Aim of the task: Using the data below, copy each line that includes the word "beta".

## Begin Excerpted data

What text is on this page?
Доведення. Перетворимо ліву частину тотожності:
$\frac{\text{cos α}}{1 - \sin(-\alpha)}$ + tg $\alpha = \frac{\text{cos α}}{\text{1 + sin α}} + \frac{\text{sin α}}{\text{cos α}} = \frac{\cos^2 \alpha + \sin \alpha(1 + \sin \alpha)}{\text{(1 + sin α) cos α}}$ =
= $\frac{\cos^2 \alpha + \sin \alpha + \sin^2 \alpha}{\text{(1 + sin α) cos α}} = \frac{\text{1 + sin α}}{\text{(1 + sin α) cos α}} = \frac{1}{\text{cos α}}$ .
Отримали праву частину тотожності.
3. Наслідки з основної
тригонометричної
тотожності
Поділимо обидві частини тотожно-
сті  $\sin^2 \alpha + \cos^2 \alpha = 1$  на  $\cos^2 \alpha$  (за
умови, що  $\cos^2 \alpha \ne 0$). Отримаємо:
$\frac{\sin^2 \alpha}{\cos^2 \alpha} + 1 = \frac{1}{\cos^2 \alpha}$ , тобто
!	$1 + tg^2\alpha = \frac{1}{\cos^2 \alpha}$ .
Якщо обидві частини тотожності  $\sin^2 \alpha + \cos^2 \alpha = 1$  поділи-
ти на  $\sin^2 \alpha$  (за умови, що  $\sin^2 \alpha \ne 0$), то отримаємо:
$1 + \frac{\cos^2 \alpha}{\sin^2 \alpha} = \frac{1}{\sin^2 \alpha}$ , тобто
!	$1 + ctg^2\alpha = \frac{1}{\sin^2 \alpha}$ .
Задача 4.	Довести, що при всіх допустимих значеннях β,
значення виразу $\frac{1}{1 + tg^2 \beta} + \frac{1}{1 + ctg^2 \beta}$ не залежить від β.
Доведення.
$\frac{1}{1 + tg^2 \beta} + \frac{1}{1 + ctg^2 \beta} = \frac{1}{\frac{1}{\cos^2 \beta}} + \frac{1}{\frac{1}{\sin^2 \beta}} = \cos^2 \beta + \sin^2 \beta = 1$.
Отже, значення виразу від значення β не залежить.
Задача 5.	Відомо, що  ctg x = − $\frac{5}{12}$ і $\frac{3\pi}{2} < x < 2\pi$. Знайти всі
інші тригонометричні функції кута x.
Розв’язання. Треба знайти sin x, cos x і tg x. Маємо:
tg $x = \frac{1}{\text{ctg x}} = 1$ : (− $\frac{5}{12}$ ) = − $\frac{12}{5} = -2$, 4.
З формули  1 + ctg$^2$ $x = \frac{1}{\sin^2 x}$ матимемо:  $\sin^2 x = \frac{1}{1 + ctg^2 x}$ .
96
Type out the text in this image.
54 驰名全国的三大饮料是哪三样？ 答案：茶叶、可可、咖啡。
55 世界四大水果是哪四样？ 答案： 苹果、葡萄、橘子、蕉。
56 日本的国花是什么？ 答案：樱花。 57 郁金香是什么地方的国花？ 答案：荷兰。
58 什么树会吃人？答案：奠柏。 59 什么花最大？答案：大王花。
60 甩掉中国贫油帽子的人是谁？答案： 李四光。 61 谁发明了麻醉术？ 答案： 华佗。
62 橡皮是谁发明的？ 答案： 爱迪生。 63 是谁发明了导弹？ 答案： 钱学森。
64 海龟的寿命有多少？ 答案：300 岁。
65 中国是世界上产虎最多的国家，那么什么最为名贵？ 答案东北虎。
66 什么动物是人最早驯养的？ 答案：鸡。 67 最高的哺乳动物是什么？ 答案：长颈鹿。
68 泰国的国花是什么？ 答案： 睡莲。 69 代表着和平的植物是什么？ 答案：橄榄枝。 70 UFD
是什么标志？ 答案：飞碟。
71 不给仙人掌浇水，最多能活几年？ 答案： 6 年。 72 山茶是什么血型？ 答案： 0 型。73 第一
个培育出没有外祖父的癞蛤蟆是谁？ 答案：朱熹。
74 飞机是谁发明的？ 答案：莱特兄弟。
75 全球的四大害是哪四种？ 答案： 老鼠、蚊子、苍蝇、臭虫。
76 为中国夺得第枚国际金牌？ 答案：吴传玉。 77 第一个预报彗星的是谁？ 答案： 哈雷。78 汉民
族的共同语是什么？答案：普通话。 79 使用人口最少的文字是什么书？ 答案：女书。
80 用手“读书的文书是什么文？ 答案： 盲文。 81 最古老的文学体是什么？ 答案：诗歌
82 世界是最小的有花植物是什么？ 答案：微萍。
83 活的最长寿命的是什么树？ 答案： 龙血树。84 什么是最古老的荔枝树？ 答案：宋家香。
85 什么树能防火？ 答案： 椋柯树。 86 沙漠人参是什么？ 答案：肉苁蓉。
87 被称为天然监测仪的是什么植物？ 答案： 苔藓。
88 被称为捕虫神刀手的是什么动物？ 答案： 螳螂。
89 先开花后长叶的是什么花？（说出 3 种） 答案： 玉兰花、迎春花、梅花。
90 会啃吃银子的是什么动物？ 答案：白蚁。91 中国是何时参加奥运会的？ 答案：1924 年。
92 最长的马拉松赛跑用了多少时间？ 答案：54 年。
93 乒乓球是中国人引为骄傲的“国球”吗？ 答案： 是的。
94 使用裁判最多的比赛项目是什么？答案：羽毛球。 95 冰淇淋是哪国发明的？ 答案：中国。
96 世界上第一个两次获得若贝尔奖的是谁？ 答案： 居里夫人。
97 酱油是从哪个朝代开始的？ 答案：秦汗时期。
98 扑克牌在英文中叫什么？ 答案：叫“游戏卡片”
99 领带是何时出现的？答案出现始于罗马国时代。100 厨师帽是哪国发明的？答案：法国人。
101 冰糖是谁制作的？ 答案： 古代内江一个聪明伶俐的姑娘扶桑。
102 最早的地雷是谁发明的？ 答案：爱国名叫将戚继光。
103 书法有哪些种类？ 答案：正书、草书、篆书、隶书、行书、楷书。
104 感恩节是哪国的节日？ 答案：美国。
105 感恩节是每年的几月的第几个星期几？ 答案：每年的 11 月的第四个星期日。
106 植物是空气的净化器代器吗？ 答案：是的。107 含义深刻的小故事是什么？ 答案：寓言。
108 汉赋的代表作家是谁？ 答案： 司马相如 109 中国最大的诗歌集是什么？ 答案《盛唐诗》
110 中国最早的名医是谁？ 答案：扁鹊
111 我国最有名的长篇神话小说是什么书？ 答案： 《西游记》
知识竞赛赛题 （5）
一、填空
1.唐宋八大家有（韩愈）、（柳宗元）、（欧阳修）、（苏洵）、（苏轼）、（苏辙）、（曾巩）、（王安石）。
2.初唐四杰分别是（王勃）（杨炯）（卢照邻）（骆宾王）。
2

## End Excerpted data

Exercise output:
значення виразу $\frac{1}{1 + tg^2 \beta} + \frac{1}{1 + ctg^2 \beta}$ не залежить від β.
$\frac{1}{1 + tg^2 \beta} + \frac{1}{1 + ctg^2 \beta} = \frac{1}{\frac{1}{\cos^2 \beta}} + \frac{1}{\frac{1}{\sin^2 \beta}} = \cos^2 \beta + \sin^2 \beta = 1$.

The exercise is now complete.